Output each entry that follows exactly. Images stay out.

Stored records
══════════════════════════════
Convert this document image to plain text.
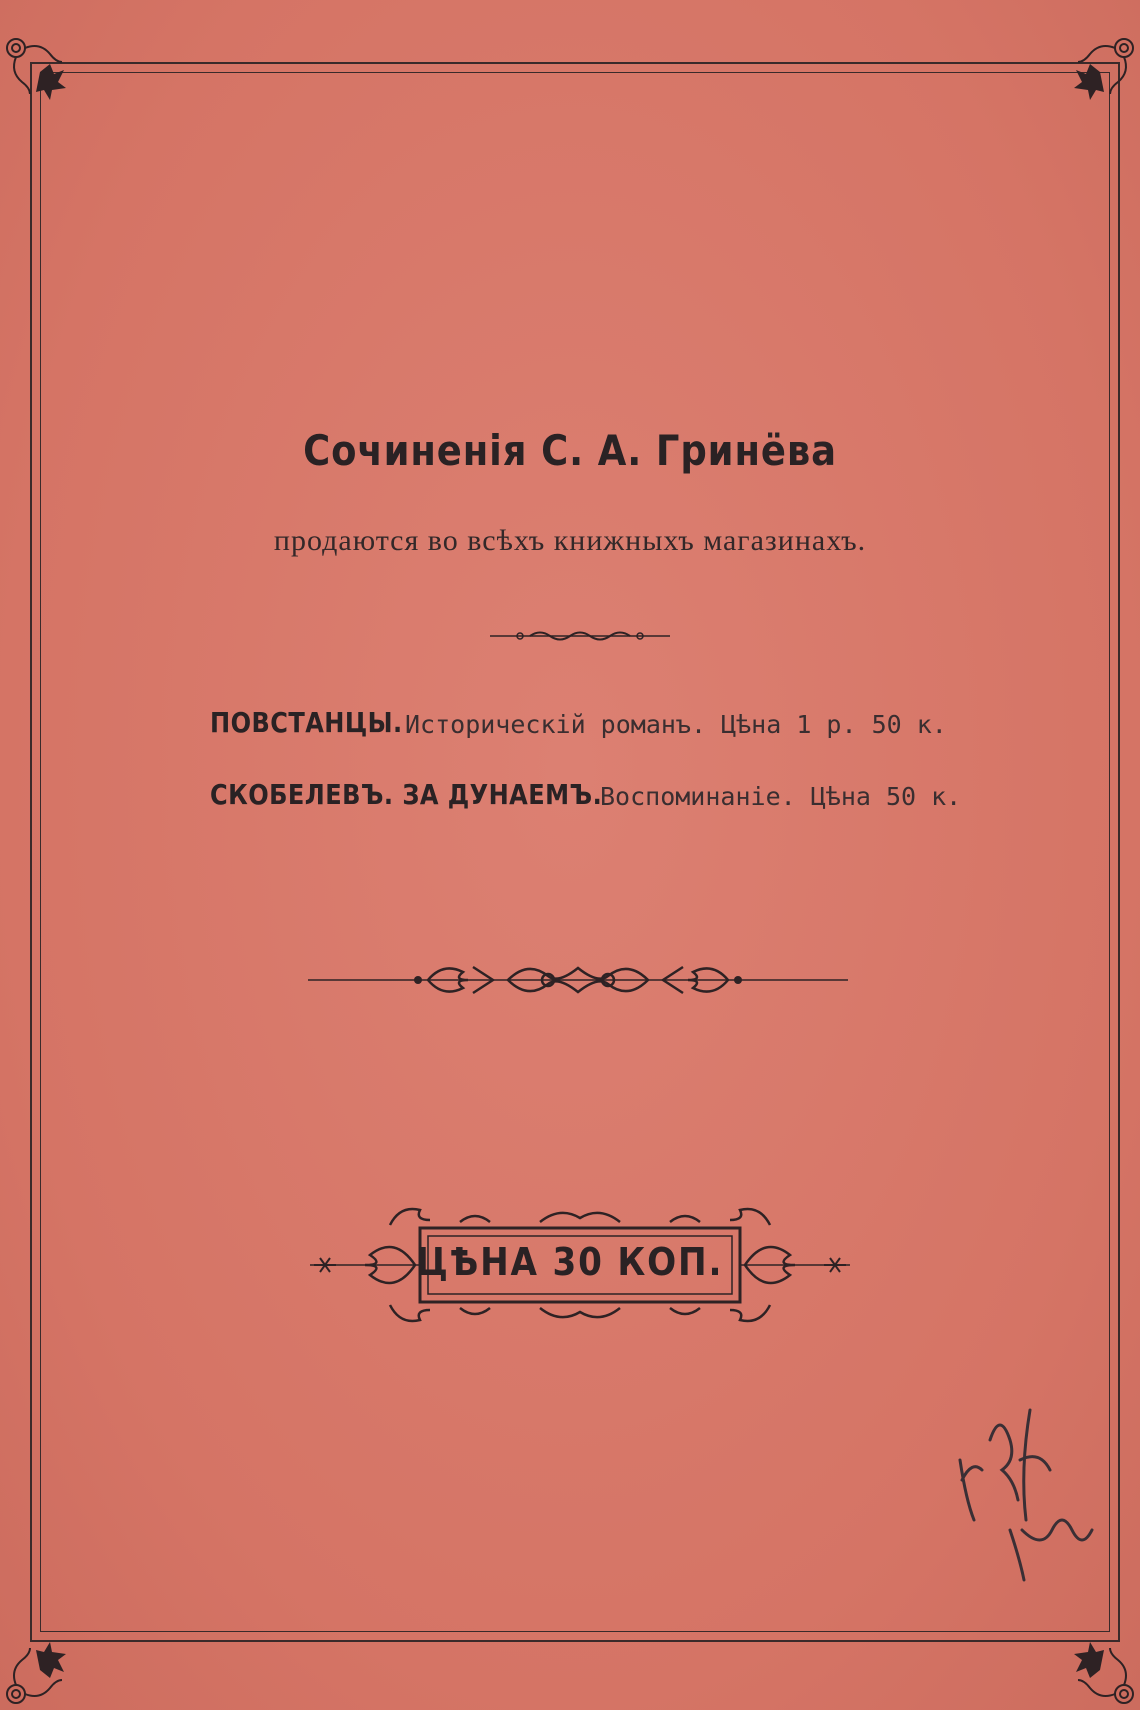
Сочиненія С. А. Гринёва
продаются во всѣхъ книжныхъ магазинахъ.
ПОВСТАНЦЫ. Историческій романъ. Цѣна 1 р. 50 к.
СКОБЕЛЕВЪ. ЗА ДУНАЕМЪ.
Воспоминаніе. Цѣна 50 к.
ЦѢНА 30 КОП.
══════════════════════════════
### Answer below
Convert this document image to plain text.
Сочиненія С. А. Гринёва
продаются во всѣхъ книжныхъ магазинахъ.
ПОВСТАНЦЫ. Историческій романъ. Цѣна 1 р. 50 к.
СКОБЕЛЕВЪ. ЗА ДУНАЕМЪ.
Воспоминаніе. Цѣна 50 к.
ЦѢНА 30 КОП.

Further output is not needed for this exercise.